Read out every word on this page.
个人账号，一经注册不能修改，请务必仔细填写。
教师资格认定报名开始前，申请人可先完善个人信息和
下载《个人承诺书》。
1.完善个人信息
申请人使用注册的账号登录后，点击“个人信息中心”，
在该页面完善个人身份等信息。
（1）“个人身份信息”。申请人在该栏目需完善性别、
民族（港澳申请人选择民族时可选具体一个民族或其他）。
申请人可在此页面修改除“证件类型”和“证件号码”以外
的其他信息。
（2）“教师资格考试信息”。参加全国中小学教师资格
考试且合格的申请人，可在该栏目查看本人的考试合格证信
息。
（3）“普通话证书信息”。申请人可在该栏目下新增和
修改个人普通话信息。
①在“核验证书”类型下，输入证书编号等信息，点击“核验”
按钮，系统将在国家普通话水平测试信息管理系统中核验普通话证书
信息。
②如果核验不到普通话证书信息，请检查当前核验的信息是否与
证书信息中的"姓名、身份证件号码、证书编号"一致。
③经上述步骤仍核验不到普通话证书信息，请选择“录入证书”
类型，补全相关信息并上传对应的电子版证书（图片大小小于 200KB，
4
--- --- ---
### INSTRUCTIONS FOR THE TASK
Go through the records and print each one exactly.

### FULL RESPONSE
Read out every word on this page.
个人账号，一经注册不能修改，请务必仔细填写。
教师资格认定报名开始前，申请人可先完善个人信息和
下载《个人承诺书》。
1.完善个人信息
申请人使用注册的账号登录后，点击“个人信息中心”，
在该页面完善个人身份等信息。
（1）“个人身份信息”。申请人在该栏目需完善性别、
民族（港澳申请人选择民族时可选具体一个民族或其他）。
申请人可在此页面修改除“证件类型”和“证件号码”以外
的其他信息。
（2）“教师资格考试信息”。参加全国中小学教师资格
考试且合格的申请人，可在该栏目查看本人的考试合格证信
息。
（3）“普通话证书信息”。申请人可在该栏目下新增和
修改个人普通话信息。
①在“核验证书”类型下，输入证书编号等信息，点击“核验”
按钮，系统将在国家普通话水平测试信息管理系统中核验普通话证书
信息。
②如果核验不到普通话证书信息，请检查当前核验的信息是否与
证书信息中的"姓名、身份证件号码、证书编号"一致。
③经上述步骤仍核验不到普通话证书信息，请选择“录入证书”
类型，补全相关信息并上传对应的电子版证书（图片大小小于 200KB，
4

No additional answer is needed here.